TASK STATEMENT → Each entry below is to be extracted exactly.

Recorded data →
────────────────────────────────────────
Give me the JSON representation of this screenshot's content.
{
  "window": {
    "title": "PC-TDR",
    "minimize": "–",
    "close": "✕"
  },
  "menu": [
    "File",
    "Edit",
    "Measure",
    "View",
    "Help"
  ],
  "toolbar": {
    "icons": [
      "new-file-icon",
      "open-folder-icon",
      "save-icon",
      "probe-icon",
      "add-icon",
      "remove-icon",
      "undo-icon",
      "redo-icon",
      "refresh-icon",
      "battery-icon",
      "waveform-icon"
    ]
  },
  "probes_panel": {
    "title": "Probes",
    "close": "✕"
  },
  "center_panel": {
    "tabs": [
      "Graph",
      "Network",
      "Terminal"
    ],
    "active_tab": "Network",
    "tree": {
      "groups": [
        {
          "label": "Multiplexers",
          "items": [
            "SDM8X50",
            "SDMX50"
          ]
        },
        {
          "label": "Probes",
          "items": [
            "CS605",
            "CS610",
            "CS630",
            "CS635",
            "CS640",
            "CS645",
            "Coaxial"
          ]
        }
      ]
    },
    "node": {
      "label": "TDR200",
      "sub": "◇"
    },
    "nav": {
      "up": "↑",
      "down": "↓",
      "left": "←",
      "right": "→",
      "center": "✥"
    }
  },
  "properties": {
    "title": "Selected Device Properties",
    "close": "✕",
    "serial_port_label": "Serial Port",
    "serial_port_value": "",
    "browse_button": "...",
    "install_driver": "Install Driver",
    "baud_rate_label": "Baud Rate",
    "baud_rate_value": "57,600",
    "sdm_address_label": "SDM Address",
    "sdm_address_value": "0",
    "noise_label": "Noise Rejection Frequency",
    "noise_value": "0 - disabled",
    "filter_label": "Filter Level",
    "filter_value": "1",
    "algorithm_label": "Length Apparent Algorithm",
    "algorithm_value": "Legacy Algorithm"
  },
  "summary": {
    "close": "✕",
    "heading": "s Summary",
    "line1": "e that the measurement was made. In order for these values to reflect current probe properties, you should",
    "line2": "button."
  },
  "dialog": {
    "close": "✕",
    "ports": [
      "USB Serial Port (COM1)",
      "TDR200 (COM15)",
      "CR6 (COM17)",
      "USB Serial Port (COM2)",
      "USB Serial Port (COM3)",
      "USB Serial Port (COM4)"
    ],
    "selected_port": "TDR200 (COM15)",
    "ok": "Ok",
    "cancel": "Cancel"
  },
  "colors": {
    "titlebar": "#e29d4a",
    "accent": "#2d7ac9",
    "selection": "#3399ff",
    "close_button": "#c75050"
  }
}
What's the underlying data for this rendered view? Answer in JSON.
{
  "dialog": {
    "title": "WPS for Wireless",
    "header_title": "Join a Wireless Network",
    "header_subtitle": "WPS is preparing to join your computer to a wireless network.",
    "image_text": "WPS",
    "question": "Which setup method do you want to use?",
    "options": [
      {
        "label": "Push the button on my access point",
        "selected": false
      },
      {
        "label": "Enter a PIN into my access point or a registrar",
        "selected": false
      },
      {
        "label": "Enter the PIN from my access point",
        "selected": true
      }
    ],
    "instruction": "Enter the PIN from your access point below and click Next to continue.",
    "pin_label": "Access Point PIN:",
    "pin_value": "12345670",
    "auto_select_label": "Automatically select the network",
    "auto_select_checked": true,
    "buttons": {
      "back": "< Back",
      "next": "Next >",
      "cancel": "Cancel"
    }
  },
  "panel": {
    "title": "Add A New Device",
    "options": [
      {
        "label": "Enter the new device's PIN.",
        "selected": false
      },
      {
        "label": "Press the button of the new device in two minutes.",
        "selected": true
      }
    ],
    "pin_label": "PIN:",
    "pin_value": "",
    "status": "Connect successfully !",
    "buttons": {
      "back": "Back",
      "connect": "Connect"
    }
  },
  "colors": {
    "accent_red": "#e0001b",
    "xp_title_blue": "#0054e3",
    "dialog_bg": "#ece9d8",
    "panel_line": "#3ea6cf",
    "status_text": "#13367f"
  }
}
────────────────────────────────────────
EXERCISE OUTPUT →
Give me the JSON representation of this screenshot's content.
{
  "window": {
    "title": "PC-TDR",
    "minimize": "–",
    "close": "✕"
  },
  "menu": [
    "File",
    "Edit",
    "Measure",
    "View",
    "Help"
  ],
  "toolbar": {
    "icons": [
      "new-file-icon",
      "open-folder-icon",
      "save-icon",
      "probe-icon",
      "add-icon",
      "remove-icon",
      "undo-icon",
      "redo-icon",
      "refresh-icon",
      "battery-icon",
      "waveform-icon"
    ]
  },
  "probes_panel": {
    "title": "Probes",
    "close": "✕"
  },
  "center_panel": {
    "tabs": [
      "Graph",
      "Network",
      "Terminal"
    ],
    "active_tab": "Network",
    "tree": {
      "groups": [
        {
          "label": "Multiplexers",
          "items": [
            "SDM8X50",
            "SDMX50"
          ]
        },
        {
          "label": "Probes",
          "items": [
            "CS605",
            "CS610",
            "CS630",
            "CS635",
            "CS640",
            "CS645",
            "Coaxial"
          ]
        }
      ]
    },
    "node": {
      "label": "TDR200",
      "sub": "◇"
    },
    "nav": {
      "up": "↑",
      "down": "↓",
      "left": "←",
      "right": "→",
      "center": "✥"
    }
  },
  "properties": {
    "title": "Selected Device Properties",
    "close": "✕",
    "serial_port_label": "Serial Port",
    "serial_port_value": "",
    "browse_button": "...",
    "install_driver": "Install Driver",
    "baud_rate_label": "Baud Rate",
    "baud_rate_value": "57,600",
    "sdm_address_label": "SDM Address",
    "sdm_address_value": "0",
    "noise_label": "Noise Rejection Frequency",
    "noise_value": "0 - disabled",
    "filter_label": "Filter Level",
    "filter_value": "1",
    "algorithm_label": "Length Apparent Algorithm",
    "algorithm_value": "Legacy Algorithm"
  },
  "summary": {
    "close": "✕",
    "heading": "s Summary",
    "line1": "e that the measurement was made. In order for these values to reflect current probe properties, you should",
    "line2": "button."
  },
  "dialog": {
    "close": "✕",
    "ports": [
      "USB Serial Port (COM1)",
      "TDR200 (COM15)",
      "CR6 (COM17)",
      "USB Serial Port (COM2)",
      "USB Serial Port (COM3)",
      "USB Serial Port (COM4)"
    ],
    "selected_port": "TDR200 (COM15)",
    "ok": "Ok",
    "cancel": "Cancel"
  },
  "colors": {
    "titlebar": "#e29d4a",
    "accent": "#2d7ac9",
    "selection": "#3399ff",
    "close_button": "#c75050"
  }
}
What's the underlying data for this rendered view? Answer in JSON.
{
  "dialog": {
    "title": "WPS for Wireless",
    "header_title": "Join a Wireless Network",
    "header_subtitle": "WPS is preparing to join your computer to a wireless network.",
    "image_text": "WPS",
    "question": "Which setup method do you want to use?",
    "options": [
      {
        "label": "Push the button on my access point",
        "selected": false
      },
      {
        "label": "Enter a PIN into my access point or a registrar",
        "selected": false
      },
      {
        "label": "Enter the PIN from my access point",
        "selected": true
      }
    ],
    "instruction": "Enter the PIN from your access point below and click Next to continue.",
    "pin_label": "Access Point PIN:",
    "pin_value": "12345670",
    "auto_select_label": "Automatically select the network",
    "auto_select_checked": true,
    "buttons": {
      "back": "< Back",
      "next": "Next >",
      "cancel": "Cancel"
    }
  },
  "panel": {
    "title": "Add A New Device",
    "options": [
      {
        "label": "Enter the new device's PIN.",
        "selected": false
      },
      {
        "label": "Press the button of the new device in two minutes.",
        "selected": true
      }
    ],
    "pin_label": "PIN:",
    "pin_value": "",
    "status": "Connect successfully !",
    "buttons": {
      "back": "Back",
      "connect": "Connect"
    }
  },
  "colors": {
    "accent_red": "#e0001b",
    "xp_title_blue": "#0054e3",
    "dialog_bg": "#ece9d8",
    "panel_line": "#3ea6cf",
    "status_text": "#13367f"
  }
}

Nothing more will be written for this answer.